(Saved data entries)
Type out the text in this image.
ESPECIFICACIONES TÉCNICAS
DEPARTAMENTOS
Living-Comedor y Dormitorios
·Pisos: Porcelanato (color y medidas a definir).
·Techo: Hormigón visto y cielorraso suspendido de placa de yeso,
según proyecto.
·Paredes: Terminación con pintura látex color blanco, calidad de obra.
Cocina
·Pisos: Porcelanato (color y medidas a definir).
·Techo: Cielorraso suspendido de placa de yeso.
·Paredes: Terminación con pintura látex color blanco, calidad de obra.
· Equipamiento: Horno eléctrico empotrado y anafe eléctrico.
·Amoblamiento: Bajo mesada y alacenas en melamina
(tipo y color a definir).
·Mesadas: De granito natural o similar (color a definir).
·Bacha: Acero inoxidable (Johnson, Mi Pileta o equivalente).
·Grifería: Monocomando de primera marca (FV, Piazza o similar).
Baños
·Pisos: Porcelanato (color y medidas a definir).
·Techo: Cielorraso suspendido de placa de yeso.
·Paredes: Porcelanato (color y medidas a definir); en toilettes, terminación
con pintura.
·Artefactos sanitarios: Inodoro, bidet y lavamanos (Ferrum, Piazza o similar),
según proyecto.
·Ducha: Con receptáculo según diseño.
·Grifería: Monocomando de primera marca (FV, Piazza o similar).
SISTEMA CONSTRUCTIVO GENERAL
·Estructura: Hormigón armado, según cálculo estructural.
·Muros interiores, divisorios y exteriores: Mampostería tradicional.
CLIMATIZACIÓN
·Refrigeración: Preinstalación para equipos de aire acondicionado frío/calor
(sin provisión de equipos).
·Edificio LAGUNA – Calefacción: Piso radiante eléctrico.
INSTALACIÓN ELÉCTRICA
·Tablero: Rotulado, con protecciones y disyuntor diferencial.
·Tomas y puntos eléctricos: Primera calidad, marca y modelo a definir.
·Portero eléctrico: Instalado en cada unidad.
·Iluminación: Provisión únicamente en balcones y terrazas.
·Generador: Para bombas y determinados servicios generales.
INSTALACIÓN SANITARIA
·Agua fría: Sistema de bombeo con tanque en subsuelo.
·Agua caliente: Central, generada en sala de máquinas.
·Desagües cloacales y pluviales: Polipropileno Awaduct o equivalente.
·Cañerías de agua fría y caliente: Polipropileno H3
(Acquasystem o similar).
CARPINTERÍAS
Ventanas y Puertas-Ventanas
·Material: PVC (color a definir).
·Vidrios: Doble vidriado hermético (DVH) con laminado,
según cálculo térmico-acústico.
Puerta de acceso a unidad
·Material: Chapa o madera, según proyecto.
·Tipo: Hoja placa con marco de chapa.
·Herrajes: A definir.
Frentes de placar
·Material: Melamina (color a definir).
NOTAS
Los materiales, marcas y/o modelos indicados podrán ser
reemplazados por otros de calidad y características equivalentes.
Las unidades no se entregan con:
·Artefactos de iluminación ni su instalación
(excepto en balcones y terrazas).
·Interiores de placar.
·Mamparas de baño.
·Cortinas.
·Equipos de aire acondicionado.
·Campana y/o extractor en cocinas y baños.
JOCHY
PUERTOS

### Instruction
Find the lines containing "acondicionado" and pull them out.

### Finished exercise
·Refrigeración: Preinstalación para equipos de aire acondicionado frío/calor
·Equipos de aire acondicionado.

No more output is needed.